PROBLEM DESCRIPTION: Continue the blog discussion of life in a "post-racial" society, picking up right after its last sentence.

So,  I hope some of the readers of this blog will help me (1) to understand what is intended just now of the term “post-racial” society,  (2) to estimate whether it can be arrived at via new laws or the studied interpretation of existing laws, such as the “Bill of Rights,”  and (3)  to help me understand why such a society would be desirable to all citizens in our republic or democracy.

RJR

8 Responses to “How Will We Live in a “Post-Racial” Society?”

  1. Macky Myers Says:

    In my opinion, we are already, for the most part, post-racial in America. To me, the real culpret is not race by socioeconomic entrapment where, unfortunately, races are cornered unable to breathe and barely move due to financial restraint and taxes. Coming up with money for the rent, light bill, and putting food on the table supercedes all else. When you can’t do that, the next human reaction is to look for someone to blame–a scapegoat–“they are not like us.”

    As more middle class Americans lose their homes to foreclosure and their jobs to robots, ATM’s, and corporate greed, many more whites will join the ranks of the poverty stricken where for the first time in our nation’s history a new generation has no hope of doing better than the previous one.

    Instead of a “melting pot” in America, we’re now looking at a grease fire on the back burner. Even those with jobs are heavily taxed at 30 percent taxation with Americans having to work from January until May just to pay “Uncle” (wicked step father?) Sam. Discretionary income for the middle class down is rapidly disappearing.

    I am amazed at the flood of articles I’m now reading where middle class America is forced to cut further and further back in discretionary spending each year. I have never seen so many article regarding ways to save money and how to adjust to the “NEW” economy where the lost jobs are never to return to America even when the “great recession” ends.

    My point is poverty and financial pressure are often the underlying cause of friction, racial tension, and outburst where the right side of the tracks looks like greener pasture to those forced on the wrong side.

    I think we often equate social outbursts in terms of race when poverty should be the real issue.

DATA ROWS:

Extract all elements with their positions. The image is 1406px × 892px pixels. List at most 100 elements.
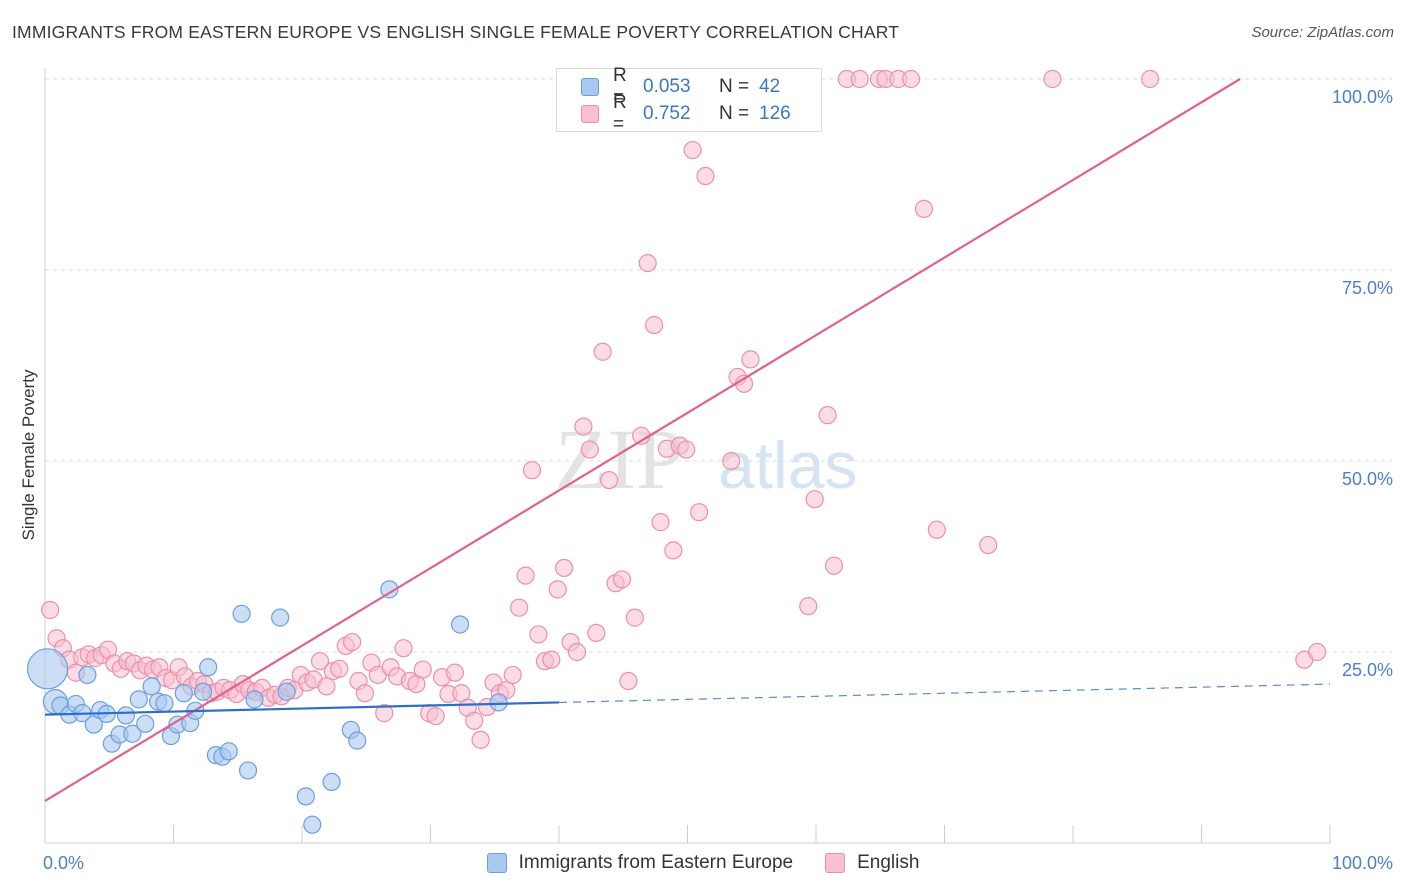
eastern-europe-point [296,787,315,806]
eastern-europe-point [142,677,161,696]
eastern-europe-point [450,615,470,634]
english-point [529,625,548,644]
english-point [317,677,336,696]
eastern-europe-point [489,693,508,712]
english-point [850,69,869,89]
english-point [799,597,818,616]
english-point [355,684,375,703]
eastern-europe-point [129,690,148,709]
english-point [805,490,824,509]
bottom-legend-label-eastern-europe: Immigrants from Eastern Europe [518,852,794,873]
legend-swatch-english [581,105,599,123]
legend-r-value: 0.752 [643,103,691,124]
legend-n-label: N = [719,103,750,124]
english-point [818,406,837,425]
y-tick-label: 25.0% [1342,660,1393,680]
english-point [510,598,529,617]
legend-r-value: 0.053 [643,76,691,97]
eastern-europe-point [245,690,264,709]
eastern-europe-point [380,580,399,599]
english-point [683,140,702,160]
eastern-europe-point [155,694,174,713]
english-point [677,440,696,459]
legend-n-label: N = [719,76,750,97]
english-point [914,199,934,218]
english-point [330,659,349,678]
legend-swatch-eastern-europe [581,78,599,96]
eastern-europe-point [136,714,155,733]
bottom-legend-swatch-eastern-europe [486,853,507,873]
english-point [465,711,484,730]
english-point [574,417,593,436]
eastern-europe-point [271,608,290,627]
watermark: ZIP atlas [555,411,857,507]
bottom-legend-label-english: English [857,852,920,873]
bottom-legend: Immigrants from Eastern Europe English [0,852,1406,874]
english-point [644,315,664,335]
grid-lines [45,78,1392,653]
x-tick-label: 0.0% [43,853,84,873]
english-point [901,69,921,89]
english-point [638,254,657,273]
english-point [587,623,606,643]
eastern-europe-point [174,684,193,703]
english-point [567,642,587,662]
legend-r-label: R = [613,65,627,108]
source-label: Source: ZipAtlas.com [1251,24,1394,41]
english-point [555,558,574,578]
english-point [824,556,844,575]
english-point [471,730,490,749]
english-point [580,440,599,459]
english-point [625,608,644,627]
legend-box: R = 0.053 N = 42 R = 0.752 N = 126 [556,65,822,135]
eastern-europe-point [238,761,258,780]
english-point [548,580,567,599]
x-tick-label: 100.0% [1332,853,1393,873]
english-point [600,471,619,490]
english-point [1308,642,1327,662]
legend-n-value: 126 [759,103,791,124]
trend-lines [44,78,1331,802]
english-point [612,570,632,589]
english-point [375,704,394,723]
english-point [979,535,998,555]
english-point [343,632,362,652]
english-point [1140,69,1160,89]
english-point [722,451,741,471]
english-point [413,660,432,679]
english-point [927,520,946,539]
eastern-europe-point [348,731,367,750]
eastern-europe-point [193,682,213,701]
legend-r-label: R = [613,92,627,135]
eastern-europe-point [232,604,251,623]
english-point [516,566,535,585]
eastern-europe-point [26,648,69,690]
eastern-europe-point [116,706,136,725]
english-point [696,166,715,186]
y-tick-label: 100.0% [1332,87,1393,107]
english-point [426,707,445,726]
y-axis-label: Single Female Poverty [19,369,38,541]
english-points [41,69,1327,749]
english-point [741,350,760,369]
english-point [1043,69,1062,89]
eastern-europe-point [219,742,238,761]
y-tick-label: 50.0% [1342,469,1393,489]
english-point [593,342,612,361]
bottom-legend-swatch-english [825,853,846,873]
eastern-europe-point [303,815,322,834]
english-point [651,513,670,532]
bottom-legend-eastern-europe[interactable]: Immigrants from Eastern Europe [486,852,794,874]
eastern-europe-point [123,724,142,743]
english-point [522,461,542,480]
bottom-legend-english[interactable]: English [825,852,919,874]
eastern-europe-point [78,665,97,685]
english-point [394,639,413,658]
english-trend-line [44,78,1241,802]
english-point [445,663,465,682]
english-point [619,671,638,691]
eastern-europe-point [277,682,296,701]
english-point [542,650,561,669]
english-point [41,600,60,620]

REPLY:
  2. Ellis Cafaro Says:

    Very nice post. But I must encourage anyone who is interested in this software to further your education and get books

  3. Forest Crump Says:

    “post-racial society”

    “I think most of those who use the term intend to signify a society in which prejudice and discrimination are in effect eradicated, and thus no one will be treated unfairly or criminally because of their ethnic characteristics: in particular, facial color and features. Maybe even dress, and sometimes these days, maybe even tattoos.”

    How about gender discrimination, one that many males are unaware of and women just accept.

    This might not line up correctly when I post the comment. It starts with a male with a HS education earns on average 32,085 and female 21,117 and ends with a male with a Professional Degree on average earns 100K and a female only 66K.

    A comparison of earnings Male/Female

    H.S.ed AA Deg BA/BS PhD Prof/Degree

    Male: 32,085 42,382 59,265 78,324 100,000

    Female: 21,117 29,510 36,532 54,666 66,055
    (Source Wikipedia)

    A male with a high school education earns 34% more than his female counter part. This might be explained by the type of work, construction/waitress, etc.

    A male with a BA earns 38% more than his female counter part. Again, it might be a choice of careers they go into.

    However, Professional Degrees, doctors, lawyers, dentists, vets, et al, where things should be on a more equal basis, males earn 34% more than their female counter part, the same disparity that exist with only a high school education.

  4. Frank B Maness,Jr. Says:

    If anyone gets left behind today is because they, meaning anyone missed their opportunities because the doors aren’t closed to no one! All things will never be totally equal. Everyone can’t be first in line! There is a system and to blame the system is no excuse. To better the system will always be on the table!

    Forest!! I’m still pondering the female/male earning statistics! Everyone isn’t personally driven to make money and the money they make isn’t their main concern! Being a female today will not keep that person from making a dollar!!There are many jobs set on a base pay and reguardless of race, gender or what ever that will be the earning scale period!

  5. CICvet Says:

    Your paragraphs 3, 4, & 5 give me mental pix of King and Ionesco. We all have race, I believe we’ll always have racists, whether the McVeigh (sp?) type, the “benevolent neglect” type such as the Lt Gov of South Carolina (who is to compassion what Plaxico Burriss is to marksmanship), or the ever-so-subtle type, as Pat Buchanan. And if racial is an adjective pertaining to the differences, similarities and other factors involving humanity, we’ll always have a here-it-is-now racial society. Pious fertilizer, RJ! You’ve opened a can of beans. (Sorry re: rambling. (Sapporo lager involved)).

  6. tom Says:

    Frank says,
    ” All things will never be totally equal. Everyone can’t be first in line! There is a system and to blame the system is no excuse.”

    Very profound, when everyone realizes this the world will be a much better place.

    Being born in the USA does not mean you can lay on your rump all the time and have the same thing that your neighbor (who may be working more than one job) has.
    The man or woman who works and saves SHOULD have more than a slothful person.

  7. High School Says:

    Great article . Will definitely copy it to my website.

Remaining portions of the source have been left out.